### Work required
Leave out the pictures and copy every record exactly.

[Start of Extracted entries]

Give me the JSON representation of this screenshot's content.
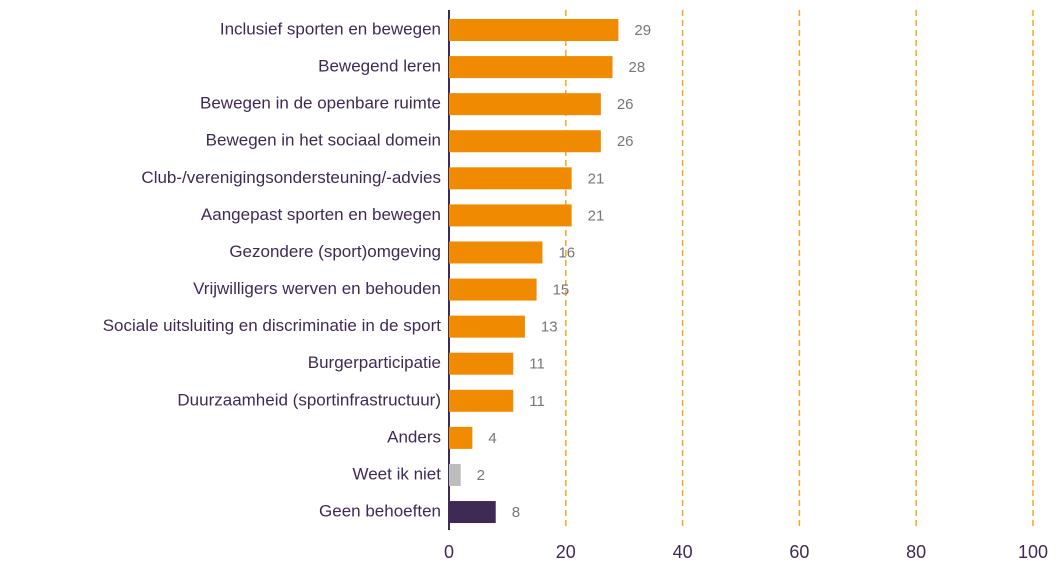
{
  "chart_data": {
    "type": "bar",
    "orientation": "horizontal",
    "categories": [
      "Inclusief sporten en bewegen",
      "Bewegend leren",
      "Bewegen in de openbare ruimte",
      "Bewegen in het sociaal domein",
      "Club-/verenigingsondersteuning/-advies",
      "Aangepast sporten en bewegen",
      "Gezondere (sport)omgeving",
      "Vrijwilligers werven en behouden",
      "Sociale uitsluiting en discriminatie in de sport",
      "Burgerparticipatie",
      "Duurzaamheid (sportinfrastructuur)",
      "Anders",
      "Weet ik niet",
      "Geen behoeften"
    ],
    "values": [
      29,
      28,
      26,
      26,
      21,
      21,
      16,
      15,
      13,
      11,
      11,
      4,
      2,
      8
    ],
    "colors": [
      "#f08a00",
      "#f08a00",
      "#f08a00",
      "#f08a00",
      "#f08a00",
      "#f08a00",
      "#f08a00",
      "#f08a00",
      "#f08a00",
      "#f08a00",
      "#f08a00",
      "#f08a00",
      "#bdbdbd",
      "#3f2a56"
    ],
    "xlim": [
      0,
      100
    ],
    "xticks": [
      0,
      20,
      40,
      60,
      80,
      100
    ],
    "grid": true
  }
}
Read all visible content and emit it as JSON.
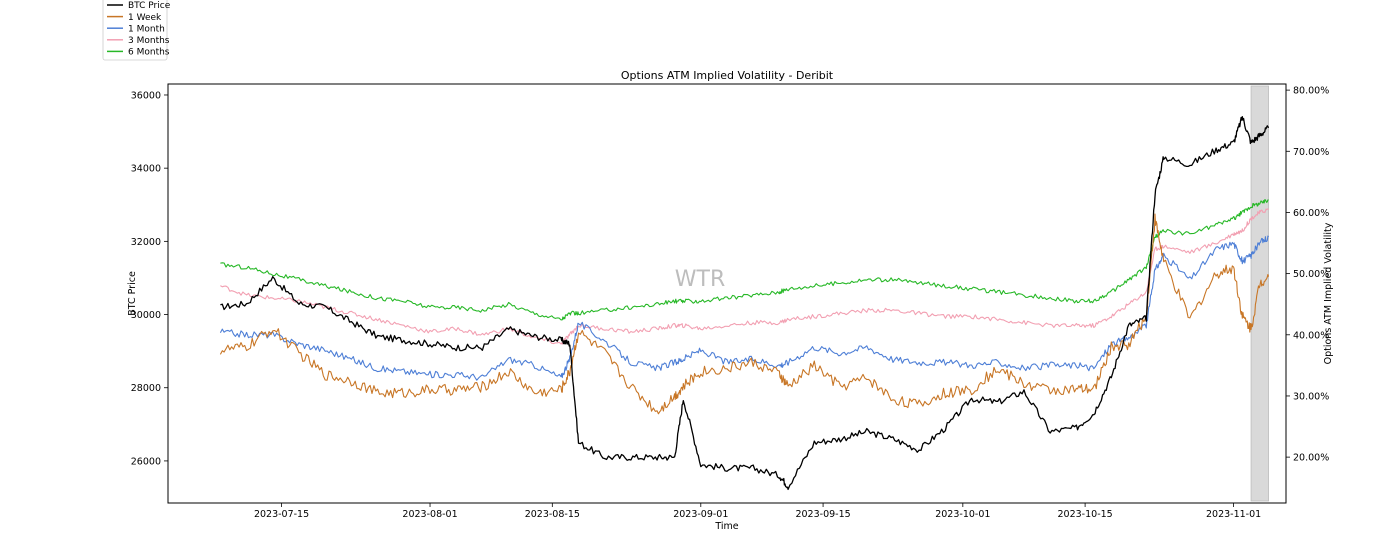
{
  "chart_data": {
    "type": "line",
    "title": "Options ATM Implied Volatility - Deribit",
    "xlabel": "Time",
    "ylabel": "BTC Price",
    "y2label": "Options ATM Implied Volatility",
    "watermark": "WTR",
    "x": [
      "2023-07-08",
      "2023-07-11",
      "2023-07-14",
      "2023-07-17",
      "2023-07-20",
      "2023-07-23",
      "2023-07-26",
      "2023-07-29",
      "2023-08-01",
      "2023-08-04",
      "2023-08-07",
      "2023-08-10",
      "2023-08-13",
      "2023-08-16",
      "2023-08-17",
      "2023-08-18",
      "2023-08-21",
      "2023-08-24",
      "2023-08-27",
      "2023-08-29",
      "2023-08-30",
      "2023-09-01",
      "2023-09-04",
      "2023-09-07",
      "2023-09-10",
      "2023-09-11",
      "2023-09-14",
      "2023-09-17",
      "2023-09-20",
      "2023-09-23",
      "2023-09-26",
      "2023-09-29",
      "2023-10-02",
      "2023-10-05",
      "2023-10-08",
      "2023-10-11",
      "2023-10-14",
      "2023-10-16",
      "2023-10-18",
      "2023-10-20",
      "2023-10-22",
      "2023-10-23",
      "2023-10-24",
      "2023-10-27",
      "2023-10-30",
      "2023-11-01",
      "2023-11-02",
      "2023-11-03",
      "2023-11-04",
      "2023-11-05"
    ],
    "xticks": [
      "2023-07-15",
      "2023-08-01",
      "2023-08-15",
      "2023-09-01",
      "2023-09-15",
      "2023-10-01",
      "2023-10-15",
      "2023-11-01"
    ],
    "ylim": [
      24850,
      36300
    ],
    "yticks": [
      26000,
      28000,
      30000,
      32000,
      34000,
      36000
    ],
    "y2lim": [
      12.5,
      81.0
    ],
    "y2ticks": [
      "20.00%",
      "30.00%",
      "40.00%",
      "50.00%",
      "60.00%",
      "70.00%",
      "80.00%"
    ],
    "y2tick_values": [
      20,
      30,
      40,
      50,
      60,
      70,
      80
    ],
    "xlim": [
      "2023-07-02",
      "2023-11-07"
    ],
    "shaded_region": [
      "2023-11-03",
      "2023-11-05"
    ],
    "legend_position": "top-left (outside plot)",
    "series": [
      {
        "name": "BTC Price",
        "axis": "left",
        "color": "#000000",
        "values": [
          30200,
          30300,
          31000,
          30300,
          30200,
          29800,
          29400,
          29300,
          29200,
          29100,
          29100,
          29600,
          29400,
          29300,
          29200,
          26500,
          26100,
          26100,
          26100,
          26100,
          27700,
          25900,
          25800,
          25800,
          25600,
          25300,
          26500,
          26600,
          26800,
          26600,
          26300,
          26900,
          27700,
          27600,
          27900,
          26800,
          26900,
          27300,
          28300,
          29700,
          29900,
          33300,
          34300,
          34100,
          34500,
          34700,
          35400,
          34700,
          34900,
          35100
        ]
      },
      {
        "name": "1 Week",
        "axis": "right",
        "color": "#c87626",
        "values": [
          37.5,
          38.0,
          41.0,
          37.0,
          33.5,
          32.5,
          30.5,
          30.5,
          31.0,
          31.0,
          31.5,
          34.0,
          30.5,
          31.0,
          34.0,
          40.5,
          37.0,
          31.5,
          27.5,
          30.0,
          31.5,
          34.0,
          34.5,
          35.5,
          33.5,
          31.5,
          35.0,
          31.5,
          33.0,
          29.5,
          28.5,
          30.5,
          31.0,
          34.5,
          32.0,
          31.0,
          31.0,
          31.0,
          38.0,
          38.5,
          43.0,
          59.0,
          52.0,
          42.5,
          50.0,
          51.0,
          43.0,
          41.0,
          48.5,
          49.5
        ]
      },
      {
        "name": "1 Month",
        "axis": "right",
        "color": "#4e7fd6",
        "values": [
          40.5,
          40.0,
          40.0,
          38.5,
          37.5,
          36.0,
          34.5,
          34.0,
          33.5,
          33.5,
          33.0,
          36.0,
          35.0,
          33.0,
          36.0,
          42.0,
          39.0,
          35.5,
          34.5,
          35.5,
          36.0,
          37.5,
          35.5,
          36.0,
          35.0,
          35.5,
          38.0,
          37.0,
          38.0,
          36.0,
          35.5,
          35.5,
          35.0,
          35.5,
          34.5,
          35.0,
          35.0,
          34.5,
          38.5,
          39.5,
          41.5,
          50.5,
          53.0,
          49.0,
          54.0,
          55.0,
          52.0,
          53.0,
          55.0,
          56.0
        ]
      },
      {
        "name": "3 Months",
        "axis": "right",
        "color": "#f2a0b2",
        "values": [
          48.0,
          46.5,
          46.0,
          45.5,
          44.5,
          43.5,
          42.5,
          41.5,
          40.5,
          41.0,
          40.0,
          41.0,
          39.5,
          38.5,
          40.0,
          41.5,
          41.0,
          40.5,
          41.0,
          41.5,
          41.5,
          41.0,
          41.5,
          42.0,
          42.0,
          42.5,
          43.0,
          43.5,
          44.0,
          44.0,
          43.5,
          43.0,
          43.0,
          42.5,
          42.0,
          41.5,
          41.5,
          41.5,
          43.0,
          45.0,
          47.0,
          54.0,
          54.5,
          53.5,
          55.0,
          56.5,
          57.0,
          59.0,
          60.0,
          60.5
        ]
      },
      {
        "name": "6 Months",
        "axis": "right",
        "color": "#27b827",
        "values": [
          51.5,
          51.0,
          50.0,
          49.0,
          48.0,
          47.0,
          46.0,
          45.5,
          44.5,
          44.5,
          44.0,
          45.0,
          43.5,
          42.5,
          43.5,
          43.5,
          44.0,
          44.5,
          45.0,
          45.5,
          45.5,
          45.5,
          46.0,
          46.5,
          47.0,
          47.5,
          48.0,
          48.5,
          49.0,
          49.0,
          48.5,
          48.0,
          47.5,
          47.0,
          46.5,
          46.0,
          45.5,
          45.5,
          47.0,
          49.0,
          51.0,
          56.0,
          57.0,
          56.5,
          58.0,
          59.0,
          60.0,
          61.0,
          61.5,
          62.0
        ]
      }
    ]
  }
}
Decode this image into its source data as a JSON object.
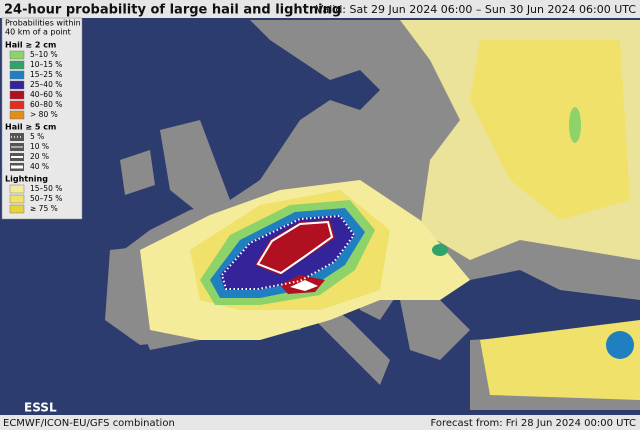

[End of Extracted entries]

### Final answer
Give me the JSON representation of this screenshot's content.
{
  "chart_data": {
    "type": "bar",
    "orientation": "horizontal",
    "categories": [
      "Inclusief sporten en bewegen",
      "Bewegend leren",
      "Bewegen in de openbare ruimte",
      "Bewegen in het sociaal domein",
      "Club-/verenigingsondersteuning/-advies",
      "Aangepast sporten en bewegen",
      "Gezondere (sport)omgeving",
      "Vrijwilligers werven en behouden",
      "Sociale uitsluiting en discriminatie in de sport",
      "Burgerparticipatie",
      "Duurzaamheid (sportinfrastructuur)",
      "Anders",
      "Weet ik niet",
      "Geen behoeften"
    ],
    "values": [
      29,
      28,
      26,
      26,
      21,
      21,
      16,
      15,
      13,
      11,
      11,
      4,
      2,
      8
    ],
    "colors": [
      "#f08a00",
      "#f08a00",
      "#f08a00",
      "#f08a00",
      "#f08a00",
      "#f08a00",
      "#f08a00",
      "#f08a00",
      "#f08a00",
      "#f08a00",
      "#f08a00",
      "#f08a00",
      "#bdbdbd",
      "#3f2a56"
    ],
    "xlim": [
      0,
      100
    ],
    "xticks": [
      0,
      20,
      40,
      60,
      80,
      100
    ],
    "grid": true
  }
}
Read all visible content and emit it as JSON.
{
  "chart_data": {
    "type": "line",
    "title": "Options ATM Implied Volatility - Deribit",
    "xlabel": "Time",
    "ylabel": "BTC Price",
    "y2label": "Options ATM Implied Volatility",
    "watermark": "WTR",
    "x": [
      "2023-07-08",
      "2023-07-11",
      "2023-07-14",
      "2023-07-17",
      "2023-07-20",
      "2023-07-23",
      "2023-07-26",
      "2023-07-29",
      "2023-08-01",
      "2023-08-04",
      "2023-08-07",
      "2023-08-10",
      "2023-08-13",
      "2023-08-16",
      "2023-08-17",
      "2023-08-18",
      "2023-08-21",
      "2023-08-24",
      "2023-08-27",
      "2023-08-29",
      "2023-08-30",
      "2023-09-01",
      "2023-09-04",
      "2023-09-07",
      "2023-09-10",
      "2023-09-11",
      "2023-09-14",
      "2023-09-17",
      "2023-09-20",
      "2023-09-23",
      "2023-09-26",
      "2023-09-29",
      "2023-10-02",
      "2023-10-05",
      "2023-10-08",
      "2023-10-11",
      "2023-10-14",
      "2023-10-16",
      "2023-10-18",
      "2023-10-20",
      "2023-10-22",
      "2023-10-23",
      "2023-10-24",
      "2023-10-27",
      "2023-10-30",
      "2023-11-01",
      "2023-11-02",
      "2023-11-03",
      "2023-11-04",
      "2023-11-05"
    ],
    "xticks": [
      "2023-07-15",
      "2023-08-01",
      "2023-08-15",
      "2023-09-01",
      "2023-09-15",
      "2023-10-01",
      "2023-10-15",
      "2023-11-01"
    ],
    "ylim": [
      24850,
      36300
    ],
    "yticks": [
      26000,
      28000,
      30000,
      32000,
      34000,
      36000
    ],
    "y2lim": [
      12.5,
      81.0
    ],
    "y2ticks": [
      "20.00%",
      "30.00%",
      "40.00%",
      "50.00%",
      "60.00%",
      "70.00%",
      "80.00%"
    ],
    "y2tick_values": [
      20,
      30,
      40,
      50,
      60,
      70,
      80
    ],
    "xlim": [
      "2023-07-02",
      "2023-11-07"
    ],
    "shaded_region": [
      "2023-11-03",
      "2023-11-05"
    ],
    "legend_position": "top-left (outside plot)",
    "series": [
      {
        "name": "BTC Price",
        "axis": "left",
        "color": "#000000",
        "values": [
          30200,
          30300,
          31000,
          30300,
          30200,
          29800,
          29400,
          29300,
          29200,
          29100,
          29100,
          29600,
          29400,
          29300,
          29200,
          26500,
          26100,
          26100,
          26100,
          26100,
          27700,
          25900,
          25800,
          25800,
          25600,
          25300,
          26500,
          26600,
          26800,
          26600,
          26300,
          26900,
          27700,
          27600,
          27900,
          26800,
          26900,
          27300,
          28300,
          29700,
          29900,
          33300,
          34300,
          34100,
          34500,
          34700,
          35400,
          34700,
          34900,
          35100
        ]
      },
      {
        "name": "1 Week",
        "axis": "right",
        "color": "#c87626",
        "values": [
          37.5,
          38.0,
          41.0,
          37.0,
          33.5,
          32.5,
          30.5,
          30.5,
          31.0,
          31.0,
          31.5,
          34.0,
          30.5,
          31.0,
          34.0,
          40.5,
          37.0,
          31.5,
          27.5,
          30.0,
          31.5,
          34.0,
          34.5,
          35.5,
          33.5,
          31.5,
          35.0,
          31.5,
          33.0,
          29.5,
          28.5,
          30.5,
          31.0,
          34.5,
          32.0,
          31.0,
          31.0,
          31.0,
          38.0,
          38.5,
          43.0,
          59.0,
          52.0,
          42.5,
          50.0,
          51.0,
          43.0,
          41.0,
          48.5,
          49.5
        ]
      },
      {
        "name": "1 Month",
        "axis": "right",
        "color": "#4e7fd6",
        "values": [
          40.5,
          40.0,
          40.0,
          38.5,
          37.5,
          36.0,
          34.5,
          34.0,
          33.5,
          33.5,
          33.0,
          36.0,
          35.0,
          33.0,
          36.0,
          42.0,
          39.0,
          35.5,
          34.5,
          35.5,
          36.0,
          37.5,
          35.5,
          36.0,
          35.0,
          35.5,
          38.0,
          37.0,
          38.0,
          36.0,
          35.5,
          35.5,
          35.0,
          35.5,
          34.5,
          35.0,
          35.0,
          34.5,
          38.5,
          39.5,
          41.5,
          50.5,
          53.0,
          49.0,
          54.0,
          55.0,
          52.0,
          53.0,
          55.0,
          56.0
        ]
      },
      {
        "name": "3 Months",
        "axis": "right",
        "color": "#f2a0b2",
        "values": [
          48.0,
          46.5,
          46.0,
          45.5,
          44.5,
          43.5,
          42.5,
          41.5,
          40.5,
          41.0,
          40.0,
          41.0,
          39.5,
          38.5,
          40.0,
          41.5,
          41.0,
          40.5,
          41.0,
          41.5,
          41.5,
          41.0,
          41.5,
          42.0,
          42.0,
          42.5,
          43.0,
          43.5,
          44.0,
          44.0,
          43.5,
          43.0,
          43.0,
          42.5,
          42.0,
          41.5,
          41.5,
          41.5,
          43.0,
          45.0,
          47.0,
          54.0,
          54.5,
          53.5,
          55.0,
          56.5,
          57.0,
          59.0,
          60.0,
          60.5
        ]
      },
      {
        "name": "6 Months",
        "axis": "right",
        "color": "#27b827",
        "values": [
          51.5,
          51.0,
          50.0,
          49.0,
          48.0,
          47.0,
          46.0,
          45.5,
          44.5,
          44.5,
          44.0,
          45.0,
          43.5,
          42.5,
          43.5,
          43.5,
          44.0,
          44.5,
          45.0,
          45.5,
          45.5,
          45.5,
          46.0,
          46.5,
          47.0,
          47.5,
          48.0,
          48.5,
          49.0,
          49.0,
          48.5,
          48.0,
          47.5,
          47.0,
          46.5,
          46.0,
          45.5,
          45.5,
          47.0,
          49.0,
          51.0,
          56.0,
          57.0,
          56.5,
          58.0,
          59.0,
          60.0,
          61.0,
          61.5,
          62.0
        ]
      }
    ]
  }
}
Decode this image into its source data as a JSON object.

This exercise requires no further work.